• **REQUIREMENT**: Pull every line of the entries that has the word "loss".

☆ ☆ ☆ ☆

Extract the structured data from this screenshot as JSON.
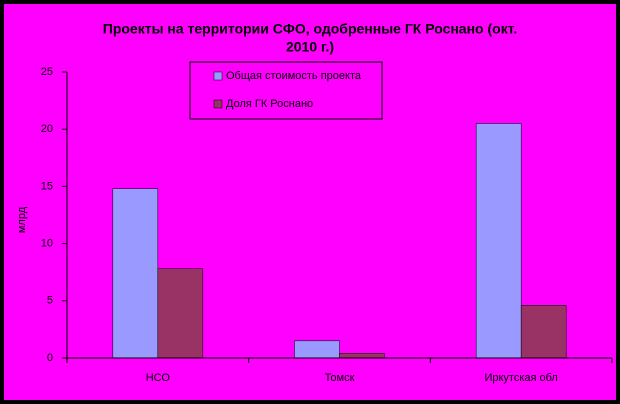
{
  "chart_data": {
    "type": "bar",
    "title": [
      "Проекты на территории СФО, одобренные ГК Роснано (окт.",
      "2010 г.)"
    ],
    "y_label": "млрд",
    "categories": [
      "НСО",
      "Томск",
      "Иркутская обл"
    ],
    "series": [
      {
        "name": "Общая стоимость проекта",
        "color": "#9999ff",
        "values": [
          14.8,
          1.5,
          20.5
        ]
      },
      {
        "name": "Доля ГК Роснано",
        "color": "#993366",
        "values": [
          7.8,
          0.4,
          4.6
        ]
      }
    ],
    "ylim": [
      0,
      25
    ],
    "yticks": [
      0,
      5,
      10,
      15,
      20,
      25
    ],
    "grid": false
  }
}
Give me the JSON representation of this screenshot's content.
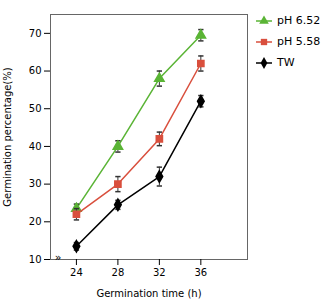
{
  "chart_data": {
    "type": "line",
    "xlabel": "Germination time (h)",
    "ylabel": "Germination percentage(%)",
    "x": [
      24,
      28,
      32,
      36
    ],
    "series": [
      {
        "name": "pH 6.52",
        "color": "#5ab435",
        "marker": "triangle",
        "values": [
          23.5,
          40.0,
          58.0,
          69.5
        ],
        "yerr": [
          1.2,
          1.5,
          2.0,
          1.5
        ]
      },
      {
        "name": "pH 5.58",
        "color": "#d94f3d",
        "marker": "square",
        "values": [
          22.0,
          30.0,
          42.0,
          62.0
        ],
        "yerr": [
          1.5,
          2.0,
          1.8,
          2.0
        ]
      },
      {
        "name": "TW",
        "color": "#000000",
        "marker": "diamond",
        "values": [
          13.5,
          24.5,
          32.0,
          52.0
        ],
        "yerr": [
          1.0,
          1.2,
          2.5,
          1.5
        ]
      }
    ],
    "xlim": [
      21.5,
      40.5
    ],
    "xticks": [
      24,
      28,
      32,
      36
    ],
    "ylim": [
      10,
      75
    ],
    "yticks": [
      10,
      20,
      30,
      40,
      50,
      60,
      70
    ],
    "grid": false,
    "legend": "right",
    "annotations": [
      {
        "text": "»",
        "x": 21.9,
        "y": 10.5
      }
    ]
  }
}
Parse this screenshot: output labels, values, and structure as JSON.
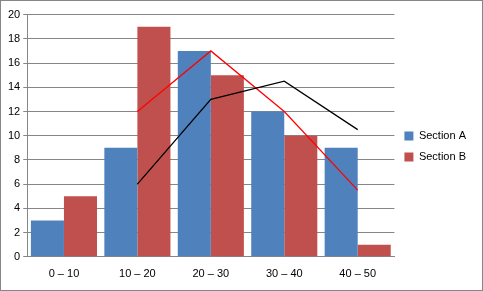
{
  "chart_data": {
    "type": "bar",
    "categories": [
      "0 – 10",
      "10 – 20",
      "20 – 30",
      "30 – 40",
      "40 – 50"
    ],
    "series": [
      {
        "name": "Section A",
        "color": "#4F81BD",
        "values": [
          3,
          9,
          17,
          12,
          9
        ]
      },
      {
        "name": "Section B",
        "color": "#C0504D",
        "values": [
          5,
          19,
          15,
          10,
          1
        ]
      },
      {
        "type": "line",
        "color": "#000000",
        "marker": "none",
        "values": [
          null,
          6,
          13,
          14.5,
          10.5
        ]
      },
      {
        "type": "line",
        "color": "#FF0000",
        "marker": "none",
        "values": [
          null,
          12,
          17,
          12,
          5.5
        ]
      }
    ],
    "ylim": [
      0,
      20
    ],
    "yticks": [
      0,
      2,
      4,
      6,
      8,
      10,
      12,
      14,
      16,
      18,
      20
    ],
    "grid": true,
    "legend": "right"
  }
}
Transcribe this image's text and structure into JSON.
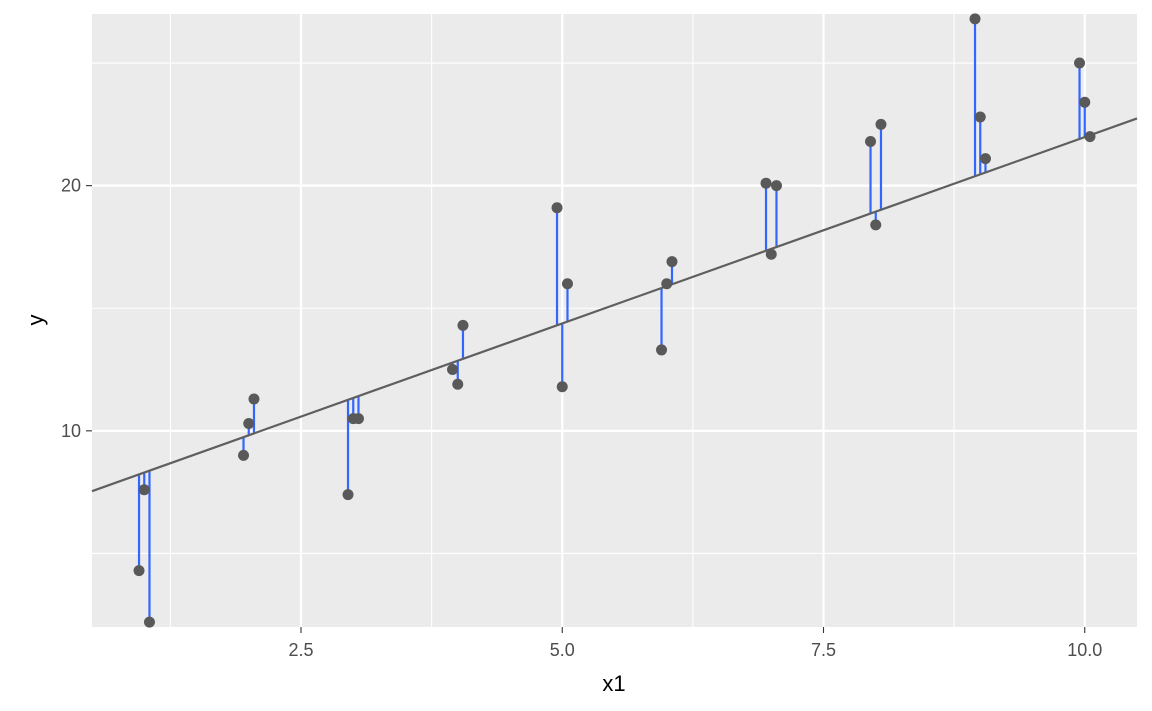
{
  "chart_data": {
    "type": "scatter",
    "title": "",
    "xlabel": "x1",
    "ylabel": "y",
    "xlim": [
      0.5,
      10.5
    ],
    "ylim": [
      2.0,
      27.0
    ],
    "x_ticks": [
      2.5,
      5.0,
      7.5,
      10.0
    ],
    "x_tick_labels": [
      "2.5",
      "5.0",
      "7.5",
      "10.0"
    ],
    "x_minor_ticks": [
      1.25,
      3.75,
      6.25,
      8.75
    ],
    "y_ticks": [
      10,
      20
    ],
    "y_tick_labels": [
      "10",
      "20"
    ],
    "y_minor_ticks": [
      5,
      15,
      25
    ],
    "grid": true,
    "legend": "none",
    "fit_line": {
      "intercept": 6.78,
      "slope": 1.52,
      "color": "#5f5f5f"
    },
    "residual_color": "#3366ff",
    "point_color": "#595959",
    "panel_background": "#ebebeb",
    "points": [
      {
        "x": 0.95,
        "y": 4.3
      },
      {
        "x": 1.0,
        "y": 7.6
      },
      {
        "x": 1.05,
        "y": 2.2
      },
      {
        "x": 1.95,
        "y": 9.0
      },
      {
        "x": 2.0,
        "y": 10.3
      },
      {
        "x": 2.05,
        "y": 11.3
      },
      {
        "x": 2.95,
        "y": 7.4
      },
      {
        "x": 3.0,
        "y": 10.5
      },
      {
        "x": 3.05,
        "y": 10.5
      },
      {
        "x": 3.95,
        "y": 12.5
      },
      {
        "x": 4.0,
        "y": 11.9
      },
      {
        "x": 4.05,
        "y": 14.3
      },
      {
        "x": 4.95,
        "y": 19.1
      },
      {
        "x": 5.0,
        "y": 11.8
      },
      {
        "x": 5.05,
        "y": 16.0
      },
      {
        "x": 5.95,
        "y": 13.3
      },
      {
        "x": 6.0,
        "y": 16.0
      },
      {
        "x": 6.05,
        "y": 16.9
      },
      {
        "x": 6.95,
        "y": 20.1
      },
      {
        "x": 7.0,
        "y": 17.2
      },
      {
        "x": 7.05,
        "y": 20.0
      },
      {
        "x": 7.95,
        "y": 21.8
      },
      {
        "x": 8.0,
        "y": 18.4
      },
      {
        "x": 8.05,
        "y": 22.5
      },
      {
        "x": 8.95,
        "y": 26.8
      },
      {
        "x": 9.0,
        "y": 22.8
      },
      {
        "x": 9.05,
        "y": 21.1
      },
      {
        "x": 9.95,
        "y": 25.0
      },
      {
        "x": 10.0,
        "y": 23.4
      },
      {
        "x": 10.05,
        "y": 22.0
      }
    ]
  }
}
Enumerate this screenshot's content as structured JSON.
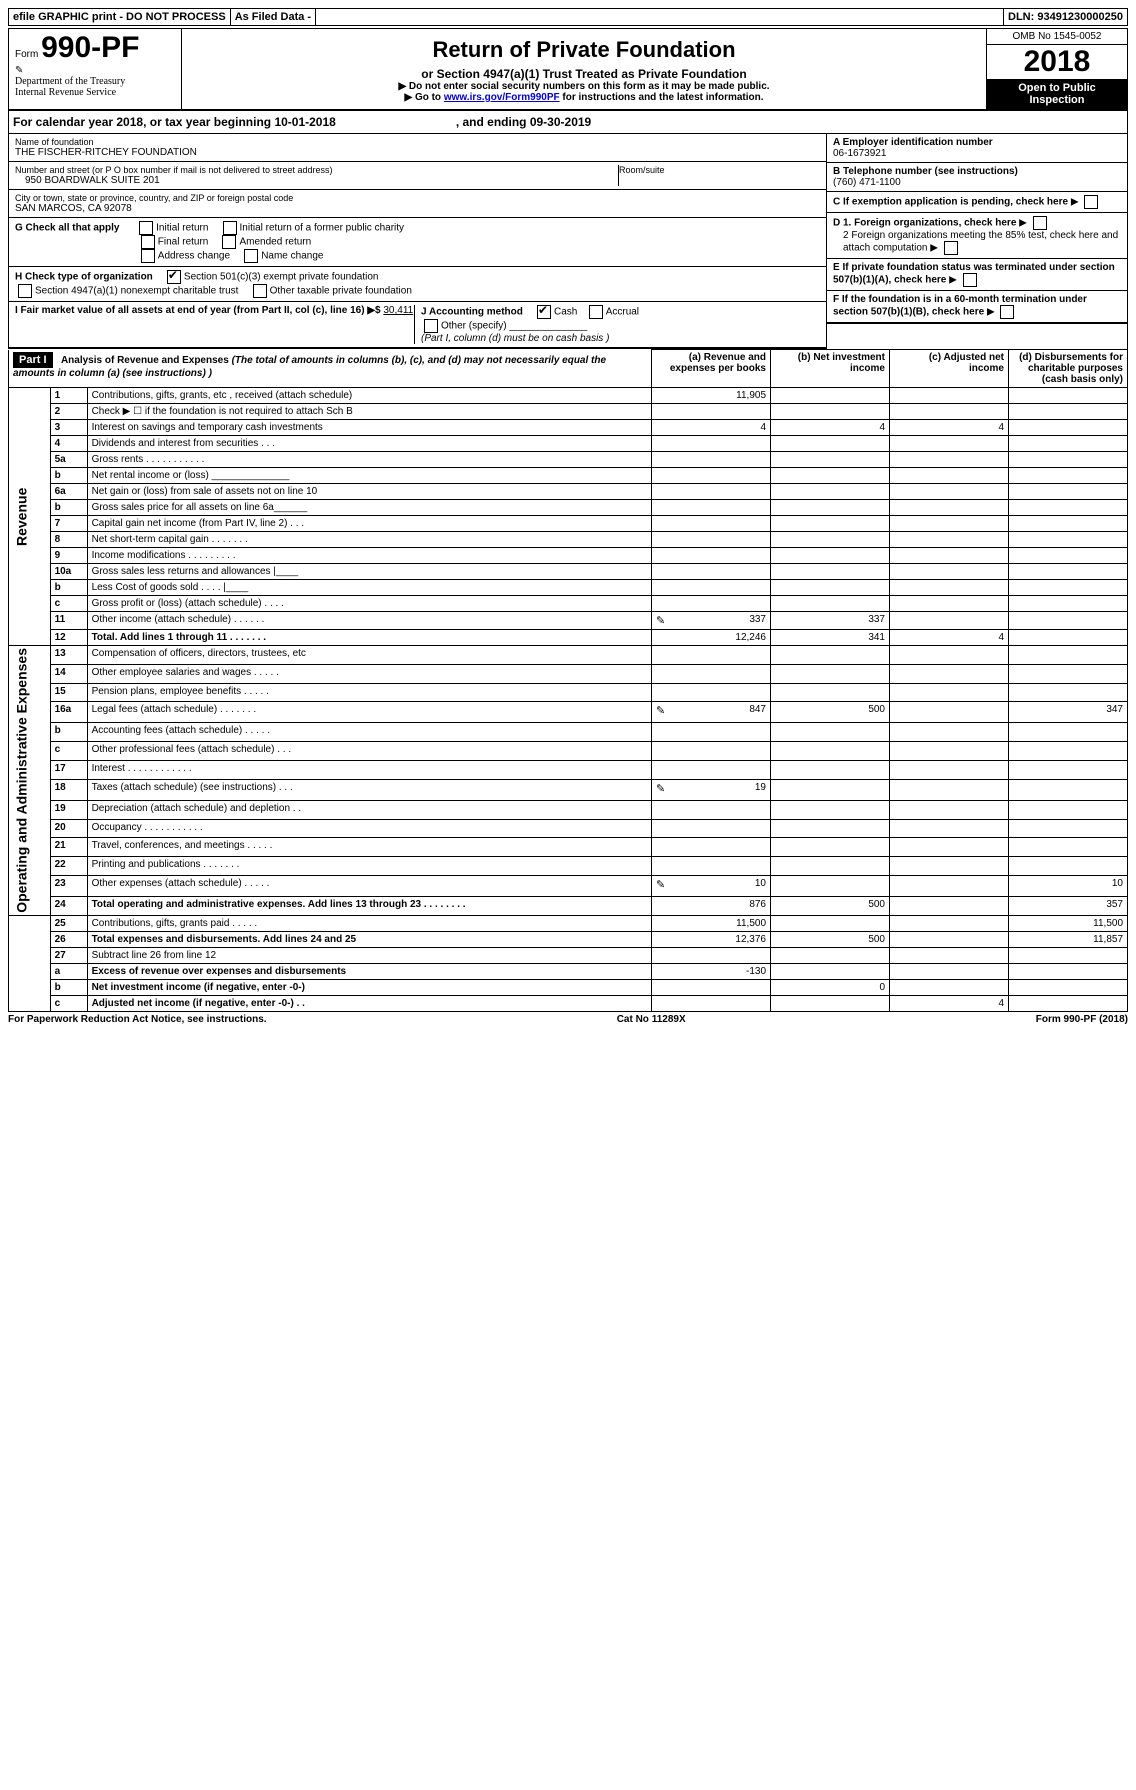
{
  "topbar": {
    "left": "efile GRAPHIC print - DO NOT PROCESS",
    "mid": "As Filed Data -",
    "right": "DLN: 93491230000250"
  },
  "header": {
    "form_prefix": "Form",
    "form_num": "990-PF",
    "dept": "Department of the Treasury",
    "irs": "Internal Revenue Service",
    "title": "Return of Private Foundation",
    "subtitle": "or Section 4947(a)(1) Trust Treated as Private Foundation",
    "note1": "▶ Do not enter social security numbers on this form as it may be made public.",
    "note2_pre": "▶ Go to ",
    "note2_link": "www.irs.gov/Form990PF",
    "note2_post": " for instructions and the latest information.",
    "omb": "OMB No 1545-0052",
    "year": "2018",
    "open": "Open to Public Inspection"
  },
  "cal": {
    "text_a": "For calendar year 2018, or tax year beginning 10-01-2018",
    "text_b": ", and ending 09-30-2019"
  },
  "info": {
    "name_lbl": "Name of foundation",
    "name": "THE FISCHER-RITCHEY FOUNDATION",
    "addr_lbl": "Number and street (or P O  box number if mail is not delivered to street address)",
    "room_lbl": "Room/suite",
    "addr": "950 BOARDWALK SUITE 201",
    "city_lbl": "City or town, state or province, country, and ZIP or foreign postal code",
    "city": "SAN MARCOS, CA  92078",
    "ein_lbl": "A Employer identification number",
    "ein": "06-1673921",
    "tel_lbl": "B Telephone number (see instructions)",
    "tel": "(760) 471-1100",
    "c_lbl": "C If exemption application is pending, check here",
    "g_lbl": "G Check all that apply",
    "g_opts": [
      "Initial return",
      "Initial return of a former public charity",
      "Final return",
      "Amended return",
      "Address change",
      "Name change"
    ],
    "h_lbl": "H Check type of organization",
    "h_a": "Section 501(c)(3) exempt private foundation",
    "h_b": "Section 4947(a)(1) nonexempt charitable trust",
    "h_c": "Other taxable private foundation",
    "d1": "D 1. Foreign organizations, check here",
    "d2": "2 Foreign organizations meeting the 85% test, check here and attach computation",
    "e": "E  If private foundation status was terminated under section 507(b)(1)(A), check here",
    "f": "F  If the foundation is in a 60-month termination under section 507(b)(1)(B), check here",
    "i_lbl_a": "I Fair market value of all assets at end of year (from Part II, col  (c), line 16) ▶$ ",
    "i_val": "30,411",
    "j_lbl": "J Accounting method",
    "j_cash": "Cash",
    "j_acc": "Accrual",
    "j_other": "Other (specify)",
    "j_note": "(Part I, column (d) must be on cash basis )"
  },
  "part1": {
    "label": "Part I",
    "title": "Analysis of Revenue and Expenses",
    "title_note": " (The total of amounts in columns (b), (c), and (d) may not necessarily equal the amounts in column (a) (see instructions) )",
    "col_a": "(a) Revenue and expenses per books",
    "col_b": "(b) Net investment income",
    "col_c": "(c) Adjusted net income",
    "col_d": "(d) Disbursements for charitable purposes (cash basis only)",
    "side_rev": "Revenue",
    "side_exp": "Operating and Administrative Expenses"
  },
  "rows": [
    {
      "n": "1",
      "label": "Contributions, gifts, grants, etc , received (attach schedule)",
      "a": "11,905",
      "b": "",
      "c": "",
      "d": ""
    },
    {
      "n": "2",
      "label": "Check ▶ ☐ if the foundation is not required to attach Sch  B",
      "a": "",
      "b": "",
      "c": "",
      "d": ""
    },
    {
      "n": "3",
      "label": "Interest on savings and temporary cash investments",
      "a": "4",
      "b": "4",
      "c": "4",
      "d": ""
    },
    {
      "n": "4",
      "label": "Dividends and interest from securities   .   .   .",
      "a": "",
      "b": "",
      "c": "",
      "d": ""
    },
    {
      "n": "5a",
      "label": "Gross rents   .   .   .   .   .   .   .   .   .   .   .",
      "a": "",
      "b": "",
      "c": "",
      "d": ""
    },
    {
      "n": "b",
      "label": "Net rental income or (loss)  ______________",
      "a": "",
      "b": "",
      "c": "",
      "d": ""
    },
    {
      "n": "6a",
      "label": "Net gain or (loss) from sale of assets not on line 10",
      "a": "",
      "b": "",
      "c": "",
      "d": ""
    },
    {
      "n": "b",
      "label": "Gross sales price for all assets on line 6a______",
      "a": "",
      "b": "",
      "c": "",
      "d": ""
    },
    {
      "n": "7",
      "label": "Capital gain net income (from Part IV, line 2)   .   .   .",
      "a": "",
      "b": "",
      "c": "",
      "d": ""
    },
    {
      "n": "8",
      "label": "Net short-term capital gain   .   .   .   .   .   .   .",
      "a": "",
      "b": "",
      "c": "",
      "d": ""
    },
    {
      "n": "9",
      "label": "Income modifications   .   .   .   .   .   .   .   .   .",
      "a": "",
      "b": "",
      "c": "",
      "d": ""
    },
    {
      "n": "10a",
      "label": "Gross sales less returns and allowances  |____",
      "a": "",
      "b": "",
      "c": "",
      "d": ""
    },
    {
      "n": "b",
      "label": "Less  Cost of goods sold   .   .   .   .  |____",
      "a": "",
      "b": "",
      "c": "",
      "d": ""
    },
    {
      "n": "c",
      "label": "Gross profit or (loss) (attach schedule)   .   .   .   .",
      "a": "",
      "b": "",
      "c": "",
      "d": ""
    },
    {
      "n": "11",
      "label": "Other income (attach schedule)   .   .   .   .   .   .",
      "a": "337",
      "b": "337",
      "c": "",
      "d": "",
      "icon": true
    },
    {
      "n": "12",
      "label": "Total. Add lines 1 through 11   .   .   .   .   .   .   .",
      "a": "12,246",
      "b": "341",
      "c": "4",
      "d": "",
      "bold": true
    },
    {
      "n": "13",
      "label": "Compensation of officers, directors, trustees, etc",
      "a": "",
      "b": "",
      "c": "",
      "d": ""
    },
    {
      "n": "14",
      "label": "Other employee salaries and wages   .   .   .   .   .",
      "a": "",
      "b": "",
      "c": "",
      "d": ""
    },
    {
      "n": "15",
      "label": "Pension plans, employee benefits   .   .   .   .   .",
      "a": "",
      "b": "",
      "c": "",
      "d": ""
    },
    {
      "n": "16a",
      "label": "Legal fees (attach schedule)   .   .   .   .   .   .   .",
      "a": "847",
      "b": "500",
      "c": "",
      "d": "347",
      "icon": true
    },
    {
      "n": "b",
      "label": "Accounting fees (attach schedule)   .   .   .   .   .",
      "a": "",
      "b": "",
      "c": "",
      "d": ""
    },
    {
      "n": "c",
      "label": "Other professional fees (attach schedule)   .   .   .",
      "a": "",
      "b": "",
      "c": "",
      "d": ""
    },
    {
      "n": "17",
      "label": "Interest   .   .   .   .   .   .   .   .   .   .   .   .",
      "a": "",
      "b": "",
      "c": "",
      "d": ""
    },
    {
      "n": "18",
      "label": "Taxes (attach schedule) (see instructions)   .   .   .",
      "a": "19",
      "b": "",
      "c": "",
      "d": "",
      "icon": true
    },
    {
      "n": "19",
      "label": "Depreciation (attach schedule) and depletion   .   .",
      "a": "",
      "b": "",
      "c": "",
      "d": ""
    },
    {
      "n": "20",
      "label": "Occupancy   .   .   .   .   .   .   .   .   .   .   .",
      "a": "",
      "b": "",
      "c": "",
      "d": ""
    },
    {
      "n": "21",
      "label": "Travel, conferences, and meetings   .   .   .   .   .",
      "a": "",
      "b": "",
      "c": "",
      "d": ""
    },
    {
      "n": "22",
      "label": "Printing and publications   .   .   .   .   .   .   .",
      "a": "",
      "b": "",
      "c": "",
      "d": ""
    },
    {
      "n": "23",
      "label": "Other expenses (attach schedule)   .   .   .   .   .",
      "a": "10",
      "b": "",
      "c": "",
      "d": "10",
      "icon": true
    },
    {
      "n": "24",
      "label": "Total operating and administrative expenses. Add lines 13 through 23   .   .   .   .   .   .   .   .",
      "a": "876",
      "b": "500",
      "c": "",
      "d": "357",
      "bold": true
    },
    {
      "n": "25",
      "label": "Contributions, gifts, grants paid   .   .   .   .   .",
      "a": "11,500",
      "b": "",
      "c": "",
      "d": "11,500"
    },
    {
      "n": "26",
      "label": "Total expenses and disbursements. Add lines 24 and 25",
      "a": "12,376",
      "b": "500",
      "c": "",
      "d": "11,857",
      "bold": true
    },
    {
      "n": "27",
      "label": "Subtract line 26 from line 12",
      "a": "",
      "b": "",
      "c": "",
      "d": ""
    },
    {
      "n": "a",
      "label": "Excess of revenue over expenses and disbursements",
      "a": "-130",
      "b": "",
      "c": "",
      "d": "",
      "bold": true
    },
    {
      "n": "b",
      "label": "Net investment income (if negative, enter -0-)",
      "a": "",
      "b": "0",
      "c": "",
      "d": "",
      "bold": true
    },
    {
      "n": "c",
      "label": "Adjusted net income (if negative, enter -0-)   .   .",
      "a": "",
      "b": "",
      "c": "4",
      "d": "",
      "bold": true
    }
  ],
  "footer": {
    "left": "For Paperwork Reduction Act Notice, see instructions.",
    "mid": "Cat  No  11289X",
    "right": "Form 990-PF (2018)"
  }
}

☆ ☆ ☆ ☆

• **TASK SOLUTION**:
      "label": "Net rental income or (loss)  ______________",
      "label": "Net gain or (loss) from sale of assets not on line 10",
      "label": "Gross profit or (loss) (attach schedule)   .   .   .   .",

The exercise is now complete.